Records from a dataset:
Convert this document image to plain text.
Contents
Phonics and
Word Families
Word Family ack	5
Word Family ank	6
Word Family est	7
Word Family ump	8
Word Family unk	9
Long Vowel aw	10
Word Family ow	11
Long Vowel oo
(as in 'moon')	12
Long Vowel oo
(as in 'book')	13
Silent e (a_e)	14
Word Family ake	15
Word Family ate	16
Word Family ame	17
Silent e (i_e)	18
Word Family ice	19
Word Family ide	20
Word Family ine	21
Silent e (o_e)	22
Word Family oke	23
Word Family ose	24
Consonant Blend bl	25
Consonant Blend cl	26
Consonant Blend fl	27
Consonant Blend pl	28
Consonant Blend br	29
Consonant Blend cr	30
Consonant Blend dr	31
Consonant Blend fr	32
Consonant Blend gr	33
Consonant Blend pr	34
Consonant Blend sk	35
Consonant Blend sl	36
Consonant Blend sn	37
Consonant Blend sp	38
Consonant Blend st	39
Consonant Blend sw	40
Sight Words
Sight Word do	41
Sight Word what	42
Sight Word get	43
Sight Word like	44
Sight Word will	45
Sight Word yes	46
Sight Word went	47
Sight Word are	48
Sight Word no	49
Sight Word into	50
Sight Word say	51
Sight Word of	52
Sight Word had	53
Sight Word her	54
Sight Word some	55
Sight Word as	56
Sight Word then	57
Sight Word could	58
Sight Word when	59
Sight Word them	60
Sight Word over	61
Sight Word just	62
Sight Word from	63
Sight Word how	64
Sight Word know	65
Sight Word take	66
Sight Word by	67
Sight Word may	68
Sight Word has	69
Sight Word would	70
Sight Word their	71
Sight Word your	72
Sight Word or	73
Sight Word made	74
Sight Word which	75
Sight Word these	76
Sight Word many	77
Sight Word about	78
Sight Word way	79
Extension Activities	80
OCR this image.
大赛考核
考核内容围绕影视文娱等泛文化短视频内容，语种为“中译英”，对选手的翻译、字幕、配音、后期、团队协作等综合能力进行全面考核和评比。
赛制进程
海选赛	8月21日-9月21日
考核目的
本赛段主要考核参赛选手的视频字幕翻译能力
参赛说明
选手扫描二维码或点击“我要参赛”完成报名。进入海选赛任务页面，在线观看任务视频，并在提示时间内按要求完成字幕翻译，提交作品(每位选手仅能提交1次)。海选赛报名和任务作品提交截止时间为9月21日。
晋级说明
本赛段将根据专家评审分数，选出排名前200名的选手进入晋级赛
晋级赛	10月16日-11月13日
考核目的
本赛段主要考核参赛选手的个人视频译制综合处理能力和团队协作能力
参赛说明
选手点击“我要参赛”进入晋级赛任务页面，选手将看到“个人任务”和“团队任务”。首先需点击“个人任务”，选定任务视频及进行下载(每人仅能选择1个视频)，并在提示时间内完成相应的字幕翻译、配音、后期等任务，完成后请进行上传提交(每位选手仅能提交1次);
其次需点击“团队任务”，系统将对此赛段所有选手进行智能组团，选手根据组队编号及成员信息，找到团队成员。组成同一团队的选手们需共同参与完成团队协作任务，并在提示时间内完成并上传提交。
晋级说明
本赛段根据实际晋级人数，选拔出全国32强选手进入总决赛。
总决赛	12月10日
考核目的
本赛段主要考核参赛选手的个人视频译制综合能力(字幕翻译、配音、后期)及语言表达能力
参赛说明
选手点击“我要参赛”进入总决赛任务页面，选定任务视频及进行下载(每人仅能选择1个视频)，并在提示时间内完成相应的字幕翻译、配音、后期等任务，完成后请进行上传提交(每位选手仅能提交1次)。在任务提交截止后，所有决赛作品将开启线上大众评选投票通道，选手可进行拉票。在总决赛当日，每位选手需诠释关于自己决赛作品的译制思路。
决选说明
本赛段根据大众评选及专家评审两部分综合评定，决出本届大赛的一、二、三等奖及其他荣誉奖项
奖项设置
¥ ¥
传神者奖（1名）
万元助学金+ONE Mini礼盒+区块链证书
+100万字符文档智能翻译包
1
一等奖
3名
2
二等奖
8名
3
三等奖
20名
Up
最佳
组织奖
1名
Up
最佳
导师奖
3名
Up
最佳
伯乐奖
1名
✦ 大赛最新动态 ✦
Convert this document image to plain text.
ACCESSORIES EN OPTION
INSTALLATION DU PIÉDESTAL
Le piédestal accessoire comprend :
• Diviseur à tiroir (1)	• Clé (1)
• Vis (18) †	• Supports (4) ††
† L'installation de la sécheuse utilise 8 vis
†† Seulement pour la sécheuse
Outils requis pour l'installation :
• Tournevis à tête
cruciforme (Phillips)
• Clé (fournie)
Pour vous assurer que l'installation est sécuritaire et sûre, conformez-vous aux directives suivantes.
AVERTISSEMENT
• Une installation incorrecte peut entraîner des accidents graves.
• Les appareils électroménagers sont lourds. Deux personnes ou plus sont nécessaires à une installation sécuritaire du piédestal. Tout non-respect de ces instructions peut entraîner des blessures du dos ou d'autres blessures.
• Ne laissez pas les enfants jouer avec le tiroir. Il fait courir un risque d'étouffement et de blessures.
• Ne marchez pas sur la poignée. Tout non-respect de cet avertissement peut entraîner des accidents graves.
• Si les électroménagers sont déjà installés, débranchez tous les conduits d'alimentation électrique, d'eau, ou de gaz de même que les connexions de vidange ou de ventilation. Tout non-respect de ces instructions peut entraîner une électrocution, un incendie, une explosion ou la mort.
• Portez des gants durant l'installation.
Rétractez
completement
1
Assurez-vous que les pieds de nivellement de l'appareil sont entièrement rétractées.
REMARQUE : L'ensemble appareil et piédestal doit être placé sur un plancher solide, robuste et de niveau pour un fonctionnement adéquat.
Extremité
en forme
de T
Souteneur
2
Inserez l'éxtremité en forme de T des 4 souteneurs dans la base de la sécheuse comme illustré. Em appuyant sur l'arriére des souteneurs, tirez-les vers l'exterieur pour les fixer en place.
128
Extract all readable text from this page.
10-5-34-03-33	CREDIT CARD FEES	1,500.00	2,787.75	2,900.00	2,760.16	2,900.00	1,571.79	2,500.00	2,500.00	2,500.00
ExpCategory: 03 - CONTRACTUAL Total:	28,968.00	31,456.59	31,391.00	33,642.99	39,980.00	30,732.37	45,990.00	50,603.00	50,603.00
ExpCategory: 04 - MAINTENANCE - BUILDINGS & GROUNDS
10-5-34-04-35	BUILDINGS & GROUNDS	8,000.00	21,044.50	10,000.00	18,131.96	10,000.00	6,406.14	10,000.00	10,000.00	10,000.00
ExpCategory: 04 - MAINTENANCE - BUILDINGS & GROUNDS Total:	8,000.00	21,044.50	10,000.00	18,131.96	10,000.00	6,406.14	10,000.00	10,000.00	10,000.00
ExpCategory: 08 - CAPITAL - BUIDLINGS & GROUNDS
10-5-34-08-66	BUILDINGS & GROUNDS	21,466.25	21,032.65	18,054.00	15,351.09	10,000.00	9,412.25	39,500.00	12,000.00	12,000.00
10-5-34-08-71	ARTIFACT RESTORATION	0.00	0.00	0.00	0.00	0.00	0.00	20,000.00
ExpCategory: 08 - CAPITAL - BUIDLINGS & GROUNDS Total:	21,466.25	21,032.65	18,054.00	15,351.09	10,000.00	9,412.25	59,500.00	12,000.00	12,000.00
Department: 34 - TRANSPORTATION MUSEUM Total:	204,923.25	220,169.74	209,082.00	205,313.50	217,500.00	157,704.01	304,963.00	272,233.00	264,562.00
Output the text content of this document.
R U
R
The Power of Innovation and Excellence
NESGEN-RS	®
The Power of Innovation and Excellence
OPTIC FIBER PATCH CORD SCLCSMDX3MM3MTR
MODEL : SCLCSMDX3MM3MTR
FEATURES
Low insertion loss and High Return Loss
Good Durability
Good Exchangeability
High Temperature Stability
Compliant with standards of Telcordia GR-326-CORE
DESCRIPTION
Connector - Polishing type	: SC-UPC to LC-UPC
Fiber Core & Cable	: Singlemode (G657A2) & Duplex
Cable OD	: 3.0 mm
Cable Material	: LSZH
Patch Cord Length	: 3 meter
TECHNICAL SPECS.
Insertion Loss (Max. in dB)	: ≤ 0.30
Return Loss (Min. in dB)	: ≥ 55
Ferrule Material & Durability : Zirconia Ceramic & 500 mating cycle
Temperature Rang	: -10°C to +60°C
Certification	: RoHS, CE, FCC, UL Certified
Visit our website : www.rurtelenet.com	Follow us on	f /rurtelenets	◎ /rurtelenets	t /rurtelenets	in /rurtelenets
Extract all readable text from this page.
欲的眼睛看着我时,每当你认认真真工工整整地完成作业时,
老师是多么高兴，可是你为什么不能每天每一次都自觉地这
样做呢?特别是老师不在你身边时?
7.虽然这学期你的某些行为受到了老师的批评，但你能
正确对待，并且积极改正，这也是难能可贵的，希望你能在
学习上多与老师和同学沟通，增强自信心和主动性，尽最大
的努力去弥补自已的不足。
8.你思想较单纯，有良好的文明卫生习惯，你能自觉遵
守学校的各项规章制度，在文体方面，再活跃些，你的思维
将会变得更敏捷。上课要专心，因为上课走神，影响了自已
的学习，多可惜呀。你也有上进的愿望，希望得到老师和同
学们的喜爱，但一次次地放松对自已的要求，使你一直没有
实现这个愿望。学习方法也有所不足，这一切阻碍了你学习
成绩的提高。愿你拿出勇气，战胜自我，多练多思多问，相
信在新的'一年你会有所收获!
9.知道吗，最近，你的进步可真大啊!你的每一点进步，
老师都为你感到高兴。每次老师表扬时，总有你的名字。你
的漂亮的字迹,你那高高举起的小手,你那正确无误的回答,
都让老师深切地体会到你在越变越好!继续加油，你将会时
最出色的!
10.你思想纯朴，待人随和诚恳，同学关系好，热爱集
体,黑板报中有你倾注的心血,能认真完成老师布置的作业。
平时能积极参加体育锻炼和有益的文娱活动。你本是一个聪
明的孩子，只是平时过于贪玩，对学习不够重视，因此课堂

▸ Problem requirements:
What is the number of lines that hold the string "blessures"? Give it alone.

▸ Task solution:
2